__Task description__: Filter the entries below, keeping every line that has the word "방법으로".

__Supplied data__:
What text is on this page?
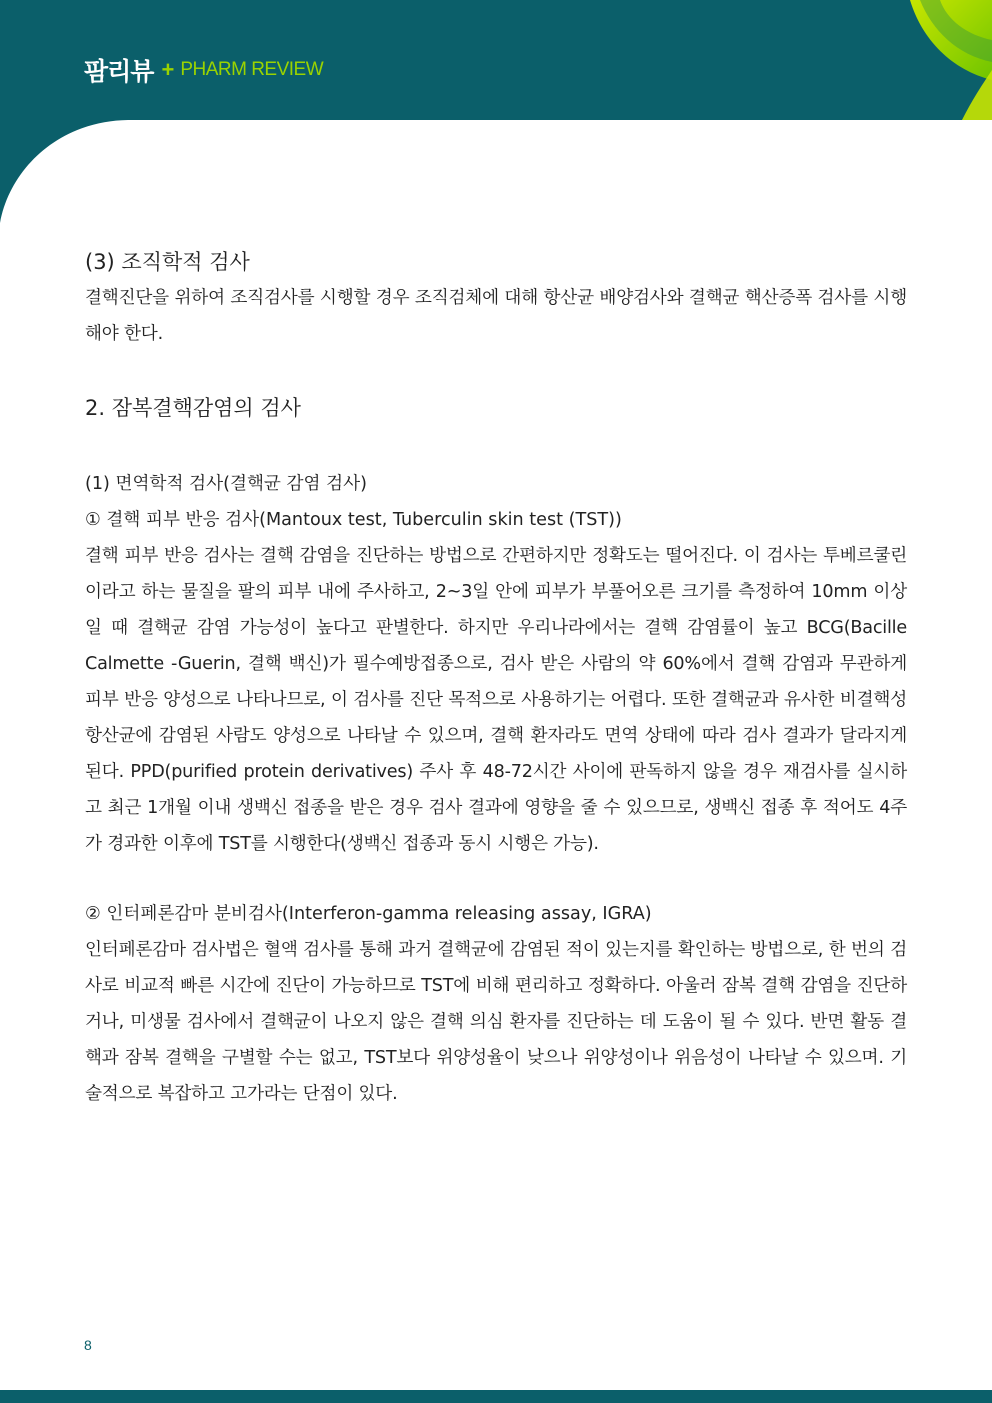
팜리뷰 + PHARM REVIEW
(3) 조직학적 검사

결핵진단을 위하여 조직검사를 시행할 경우 조직검체에 대해 항산균 배양검사와 결핵균 핵산증폭 검사를 시행해야 한다.

2. 잠복결핵감염의 검사

(1) 면역학적 검사(결핵균 감염 검사)

① 결핵 피부 반응 검사(Mantoux test, Tuberculin skin test (TST))

결핵 피부 반응 검사는 결핵 감염을 진단하는 방법으로 간편하지만 정확도는 떨어진다. 이 검사는 투베르쿨린이라고 하는 물질을 팔의 피부 내에 주사하고, 2~3일 안에 피부가 부풀어오른 크기를 측정하여 10mm 이상일 때 결핵균 감염 가능성이 높다고 판별한다. 하지만 우리나라에서는 결핵 감염률이 높고 BCG(Bacille Calmette -Guerin, 결핵 백신)가 필수예방접종으로, 검사 받은 사람의 약 60%에서 결핵 감염과 무관하게 피부 반응 양성으로 나타나므로, 이 검사를 진단 목적으로 사용하기는 어렵다. 또한 결핵균과 유사한 비결핵성 항산균에 감염된 사람도 양성으로 나타날 수 있으며, 결핵 환자라도 면역 상태에 따라 검사 결과가 달라지게 된다. PPD(purified protein derivatives) 주사 후 48-72시간 사이에 판독하지 않을 경우 재검사를 실시하고 최근 1개월 이내 생백신 접종을 받은 경우 검사 결과에 영향을 줄 수 있으므로, 생백신 접종 후 적어도 4주가 경과한 이후에 TST를 시행한다(생백신 접종과 동시 시행은 가능).

② 인터페론감마 분비검사(Interferon-gamma releasing assay, IGRA)

인터페론감마 검사법은 혈액 검사를 통해 과거 결핵균에 감염된 적이 있는지를 확인하는 방법으로, 한 번의 검사로 비교적 빠른 시간에 진단이 가능하므로 TST에 비해 편리하고 정확하다. 아울러 잠복 결핵 감염을 진단하거나, 미생물 검사에서 결핵균이 나오지 않은 결핵 의심 환자를 진단하는 데 도움이 될 수 있다. 반면 활동 결핵과 잠복 결핵을 구별할 수는 없고, TST보다 위양성율이 낮으나 위양성이나 위음성이 나타날 수 있으며. 기술적으로 복잡하고 고가라는 단점이 있다.

8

__Response for this exercise__:
결핵 피부 반응 검사는 결핵 감염을 진단하는 방법으로 간편하지만 정확도는 떨어진다. 이 검사는 투베르쿨린이라고 하는 물질을 팔의 피부 내에 주사하고, 2~3일 안에 피부가 부풀어오른 크기를 측정하여 10mm 이상일 때 결핵균 감염 가능성이 높다고 판별한다. 하지만 우리나라에서는 결핵 감염률이 높고 BCG(Bacille Calmette -Guerin, 결핵 백신)가 필수예방접종으로, 검사 받은 사람의 약 60%에서 결핵 감염과 무관하게 피부 반응 양성으로 나타나므로, 이 검사를 진단 목적으로 사용하기는 어렵다. 또한 결핵균과 유사한 비결핵성 항산균에 감염된 사람도 양성으로 나타날 수 있으며, 결핵 환자라도 면역 상태에 따라 검사 결과가 달라지게 된다. PPD(purified protein derivatives) 주사 후 48-72시간 사이에 판독하지 않을 경우 재검사를 실시하고 최근 1개월 이내 생백신 접종을 받은 경우 검사 결과에 영향을 줄 수 있으므로, 생백신 접종 후 적어도 4주가 경과한 이후에 TST를 시행한다(생백신 접종과 동시 시행은 가능).
인터페론감마 검사법은 혈액 검사를 통해 과거 결핵균에 감염된 적이 있는지를 확인하는 방법으로, 한 번의 검사로 비교적 빠른 시간에 진단이 가능하므로 TST에 비해 편리하고 정확하다. 아울러 잠복 결핵 감염을 진단하거나, 미생물 검사에서 결핵균이 나오지 않은 결핵 의심 환자를 진단하는 데 도움이 될 수 있다. 반면 활동 결핵과 잠복 결핵을 구별할 수는 없고, TST보다 위양성율이 낮으나 위양성이나 위음성이 나타날 수 있으며. 기술적으로 복잡하고 고가라는 단점이 있다.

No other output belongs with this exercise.